#### Record excerpts
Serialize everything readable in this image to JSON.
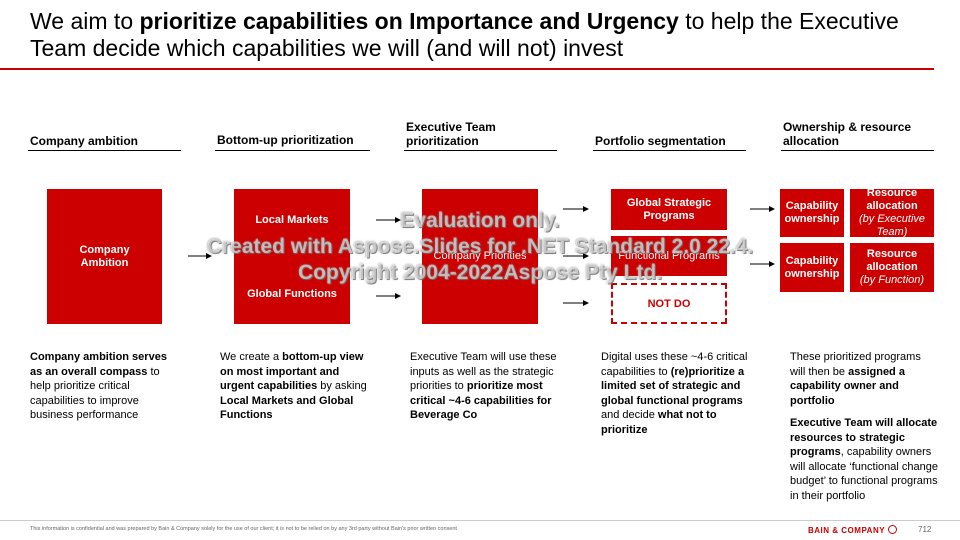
{
  "title": {
    "part1": "We aim to ",
    "bold": "prioritize capabilities on Importance and Urgency",
    "part2": " to help the Executive Team decide which capabilities we will (and will not) invest"
  },
  "columns": [
    {
      "heading": "Company ambition"
    },
    {
      "heading": "Bottom-up prioritization"
    },
    {
      "heading": "Executive Team prioritization"
    },
    {
      "heading": "Portfolio segmentation"
    },
    {
      "heading": "Ownership & resource allocation"
    }
  ],
  "boxes": {
    "company_ambition": "Company Ambition",
    "local_markets": "Local Markets",
    "global_functions": "Global Functions",
    "company_priorities": "Company Priorities",
    "global_strategic_programs": "Global Strategic Programs",
    "functional_programs": "Functional Programs",
    "not_do": "NOT DO",
    "capability_ownership_1": "Capability ownership",
    "capability_ownership_2": "Capability ownership",
    "resource_allocation_1": "Resource allocation",
    "resource_allocation_1_note": "(by Executive Team)",
    "resource_allocation_2": "Resource allocation",
    "resource_allocation_2_note": "(by Function)"
  },
  "descriptions": {
    "col1": {
      "b1": "Company ambition serves as an overall compass",
      "t1": " to help prioritize critical capabilities to improve business performance"
    },
    "col2": {
      "t1": "We create a ",
      "b1": "bottom-up view on most important and urgent capabilities",
      "t2": " by asking ",
      "b2": "Local Markets and Global Functions"
    },
    "col3": {
      "t1": "Executive Team will use these inputs as well as the strategic priorities to ",
      "b1": "prioritize most critical ~4-6 capabilities for Beverage Co"
    },
    "col4": {
      "t1": "Digital uses these ~4-6 critical capabilities to ",
      "b1": "(re)prioritize a limited set of strategic and global functional programs",
      "t2": "and decide ",
      "b2": "what not to prioritize"
    },
    "col5": {
      "t1": "These prioritized programs will then be ",
      "b1": "assigned a capability owner and portfolio",
      "b2": "Executive Team will allocate resources to strategic programs",
      "t2": ", capability owners will allocate ‘functional change budget’ to functional programs in their portfolio"
    }
  },
  "watermark": {
    "line1": "Evaluation only.",
    "line2": "Created with Aspose.Slides for .NET Standard 2.0 22.4.",
    "line3": "Copyright 2004-2022Aspose Pty Ltd."
  },
  "footer": {
    "disclaimer": "This information is confidential and was prepared by Bain & Company solely for the use of our client; it is not to be relied on by any 3rd party without Bain's prior written consent",
    "brand": "BAIN & COMPANY",
    "page": "712"
  },
  "colors": {
    "accent": "#cc0000",
    "text": "#000000"
  },
  "icons": [
    "arrow-right-icon",
    "bain-logo-icon"
  ]
}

#### Exercise requirements
Copy out each line exactly, without the pictures.

#### In response
Serialize everything readable in this image to JSON.
{
  "title": {
    "part1": "We aim to ",
    "bold": "prioritize capabilities on Importance and Urgency",
    "part2": " to help the Executive Team decide which capabilities we will (and will not) invest"
  },
  "columns": [
    {
      "heading": "Company ambition"
    },
    {
      "heading": "Bottom-up prioritization"
    },
    {
      "heading": "Executive Team prioritization"
    },
    {
      "heading": "Portfolio segmentation"
    },
    {
      "heading": "Ownership & resource allocation"
    }
  ],
  "boxes": {
    "company_ambition": "Company Ambition",
    "local_markets": "Local Markets",
    "global_functions": "Global Functions",
    "company_priorities": "Company Priorities",
    "global_strategic_programs": "Global Strategic Programs",
    "functional_programs": "Functional Programs",
    "not_do": "NOT DO",
    "capability_ownership_1": "Capability ownership",
    "capability_ownership_2": "Capability ownership",
    "resource_allocation_1": "Resource allocation",
    "resource_allocation_1_note": "(by Executive Team)",
    "resource_allocation_2": "Resource allocation",
    "resource_allocation_2_note": "(by Function)"
  },
  "descriptions": {
    "col1": {
      "b1": "Company ambition serves as an overall compass",
      "t1": " to help prioritize critical capabilities to improve business performance"
    },
    "col2": {
      "t1": "We create a ",
      "b1": "bottom-up view on most important and urgent capabilities",
      "t2": " by asking ",
      "b2": "Local Markets and Global Functions"
    },
    "col3": {
      "t1": "Executive Team will use these inputs as well as the strategic priorities to ",
      "b1": "prioritize most critical ~4-6 capabilities for Beverage Co"
    },
    "col4": {
      "t1": "Digital uses these ~4-6 critical capabilities to ",
      "b1": "(re)prioritize a limited set of strategic and global functional programs",
      "t2": "and decide ",
      "b2": "what not to prioritize"
    },
    "col5": {
      "t1": "These prioritized programs will then be ",
      "b1": "assigned a capability owner and portfolio",
      "b2": "Executive Team will allocate resources to strategic programs",
      "t2": ", capability owners will allocate ‘functional change budget’ to functional programs in their portfolio"
    }
  },
  "watermark": {
    "line1": "Evaluation only.",
    "line2": "Created with Aspose.Slides for .NET Standard 2.0 22.4.",
    "line3": "Copyright 2004-2022Aspose Pty Ltd."
  },
  "footer": {
    "disclaimer": "This information is confidential and was prepared by Bain & Company solely for the use of our client; it is not to be relied on by any 3rd party without Bain's prior written consent",
    "brand": "BAIN & COMPANY",
    "page": "712"
  },
  "colors": {
    "accent": "#cc0000",
    "text": "#000000"
  },
  "icons": [
    "arrow-right-icon",
    "bain-logo-icon"
  ]
}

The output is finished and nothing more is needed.